> _EXTRACTED RECORDS_:
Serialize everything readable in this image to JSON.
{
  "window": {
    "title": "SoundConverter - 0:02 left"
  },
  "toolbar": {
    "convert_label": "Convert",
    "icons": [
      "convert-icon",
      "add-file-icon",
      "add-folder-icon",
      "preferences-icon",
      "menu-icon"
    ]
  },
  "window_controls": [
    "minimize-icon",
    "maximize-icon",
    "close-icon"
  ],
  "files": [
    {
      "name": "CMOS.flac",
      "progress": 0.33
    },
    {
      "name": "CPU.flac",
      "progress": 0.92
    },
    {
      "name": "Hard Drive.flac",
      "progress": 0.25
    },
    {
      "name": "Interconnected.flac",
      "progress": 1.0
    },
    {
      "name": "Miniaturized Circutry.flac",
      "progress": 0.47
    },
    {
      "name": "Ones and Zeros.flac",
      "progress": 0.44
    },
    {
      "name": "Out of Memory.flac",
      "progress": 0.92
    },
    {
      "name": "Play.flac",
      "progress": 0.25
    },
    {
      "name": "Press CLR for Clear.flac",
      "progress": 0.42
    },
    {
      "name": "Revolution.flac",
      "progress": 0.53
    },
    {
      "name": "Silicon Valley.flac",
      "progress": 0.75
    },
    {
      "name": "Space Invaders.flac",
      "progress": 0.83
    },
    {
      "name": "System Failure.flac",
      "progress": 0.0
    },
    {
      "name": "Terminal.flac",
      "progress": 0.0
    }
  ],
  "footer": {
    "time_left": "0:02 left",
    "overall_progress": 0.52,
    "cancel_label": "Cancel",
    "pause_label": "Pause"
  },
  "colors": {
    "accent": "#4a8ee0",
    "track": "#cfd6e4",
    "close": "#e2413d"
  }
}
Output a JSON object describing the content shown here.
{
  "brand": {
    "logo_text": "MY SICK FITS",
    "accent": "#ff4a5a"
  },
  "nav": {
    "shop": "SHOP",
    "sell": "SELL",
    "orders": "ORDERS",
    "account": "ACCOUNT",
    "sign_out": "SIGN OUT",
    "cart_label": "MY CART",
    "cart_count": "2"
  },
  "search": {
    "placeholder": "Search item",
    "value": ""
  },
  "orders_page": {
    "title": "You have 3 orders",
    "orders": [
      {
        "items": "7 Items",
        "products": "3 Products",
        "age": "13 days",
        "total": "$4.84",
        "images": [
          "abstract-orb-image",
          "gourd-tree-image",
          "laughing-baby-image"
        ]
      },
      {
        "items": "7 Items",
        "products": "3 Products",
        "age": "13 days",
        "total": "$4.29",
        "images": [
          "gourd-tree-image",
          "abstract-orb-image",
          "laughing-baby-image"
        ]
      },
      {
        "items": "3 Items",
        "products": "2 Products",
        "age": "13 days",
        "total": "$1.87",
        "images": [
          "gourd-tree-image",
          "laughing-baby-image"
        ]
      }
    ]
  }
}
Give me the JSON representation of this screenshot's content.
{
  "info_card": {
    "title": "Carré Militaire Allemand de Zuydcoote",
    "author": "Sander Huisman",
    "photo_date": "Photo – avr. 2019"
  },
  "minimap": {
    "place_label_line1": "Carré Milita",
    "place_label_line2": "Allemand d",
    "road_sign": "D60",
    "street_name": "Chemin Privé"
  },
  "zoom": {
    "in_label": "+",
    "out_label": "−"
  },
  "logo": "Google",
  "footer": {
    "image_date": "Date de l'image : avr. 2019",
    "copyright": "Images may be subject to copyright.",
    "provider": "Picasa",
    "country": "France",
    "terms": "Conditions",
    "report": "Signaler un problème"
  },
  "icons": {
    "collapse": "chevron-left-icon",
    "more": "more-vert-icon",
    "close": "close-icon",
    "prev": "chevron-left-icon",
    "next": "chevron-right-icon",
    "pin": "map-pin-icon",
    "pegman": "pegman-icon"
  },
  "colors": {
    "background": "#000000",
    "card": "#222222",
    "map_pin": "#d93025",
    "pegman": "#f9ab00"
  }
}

> _TASK REQUIREMENTS_: Copy each record from above exactly, and include every line.

> _TASK SOLUTION_:
Serialize everything readable in this image to JSON.
{
  "window": {
    "title": "SoundConverter - 0:02 left"
  },
  "toolbar": {
    "convert_label": "Convert",
    "icons": [
      "convert-icon",
      "add-file-icon",
      "add-folder-icon",
      "preferences-icon",
      "menu-icon"
    ]
  },
  "window_controls": [
    "minimize-icon",
    "maximize-icon",
    "close-icon"
  ],
  "files": [
    {
      "name": "CMOS.flac",
      "progress": 0.33
    },
    {
      "name": "CPU.flac",
      "progress": 0.92
    },
    {
      "name": "Hard Drive.flac",
      "progress": 0.25
    },
    {
      "name": "Interconnected.flac",
      "progress": 1.0
    },
    {
      "name": "Miniaturized Circutry.flac",
      "progress": 0.47
    },
    {
      "name": "Ones and Zeros.flac",
      "progress": 0.44
    },
    {
      "name": "Out of Memory.flac",
      "progress": 0.92
    },
    {
      "name": "Play.flac",
      "progress": 0.25
    },
    {
      "name": "Press CLR for Clear.flac",
      "progress": 0.42
    },
    {
      "name": "Revolution.flac",
      "progress": 0.53
    },
    {
      "name": "Silicon Valley.flac",
      "progress": 0.75
    },
    {
      "name": "Space Invaders.flac",
      "progress": 0.83
    },
    {
      "name": "System Failure.flac",
      "progress": 0.0
    },
    {
      "name": "Terminal.flac",
      "progress": 0.0
    }
  ],
  "footer": {
    "time_left": "0:02 left",
    "overall_progress": 0.52,
    "cancel_label": "Cancel",
    "pause_label": "Pause"
  },
  "colors": {
    "accent": "#4a8ee0",
    "track": "#cfd6e4",
    "close": "#e2413d"
  }
}
Output a JSON object describing the content shown here.
{
  "brand": {
    "logo_text": "MY SICK FITS",
    "accent": "#ff4a5a"
  },
  "nav": {
    "shop": "SHOP",
    "sell": "SELL",
    "orders": "ORDERS",
    "account": "ACCOUNT",
    "sign_out": "SIGN OUT",
    "cart_label": "MY CART",
    "cart_count": "2"
  },
  "search": {
    "placeholder": "Search item",
    "value": ""
  },
  "orders_page": {
    "title": "You have 3 orders",
    "orders": [
      {
        "items": "7 Items",
        "products": "3 Products",
        "age": "13 days",
        "total": "$4.84",
        "images": [
          "abstract-orb-image",
          "gourd-tree-image",
          "laughing-baby-image"
        ]
      },
      {
        "items": "7 Items",
        "products": "3 Products",
        "age": "13 days",
        "total": "$4.29",
        "images": [
          "gourd-tree-image",
          "abstract-orb-image",
          "laughing-baby-image"
        ]
      },
      {
        "items": "3 Items",
        "products": "2 Products",
        "age": "13 days",
        "total": "$1.87",
        "images": [
          "gourd-tree-image",
          "laughing-baby-image"
        ]
      }
    ]
  }
}
Give me the JSON representation of this screenshot's content.
{
  "info_card": {
    "title": "Carré Militaire Allemand de Zuydcoote",
    "author": "Sander Huisman",
    "photo_date": "Photo – avr. 2019"
  },
  "minimap": {
    "place_label_line1": "Carré Milita",
    "place_label_line2": "Allemand d",
    "road_sign": "D60",
    "street_name": "Chemin Privé"
  },
  "zoom": {
    "in_label": "+",
    "out_label": "−"
  },
  "logo": "Google",
  "footer": {
    "image_date": "Date de l'image : avr. 2019",
    "copyright": "Images may be subject to copyright.",
    "provider": "Picasa",
    "country": "France",
    "terms": "Conditions",
    "report": "Signaler un problème"
  },
  "icons": {
    "collapse": "chevron-left-icon",
    "more": "more-vert-icon",
    "close": "close-icon",
    "prev": "chevron-left-icon",
    "next": "chevron-right-icon",
    "pin": "map-pin-icon",
    "pegman": "pegman-icon"
  },
  "colors": {
    "background": "#000000",
    "card": "#222222",
    "map_pin": "#d93025",
    "pegman": "#f9ab00"
  }
}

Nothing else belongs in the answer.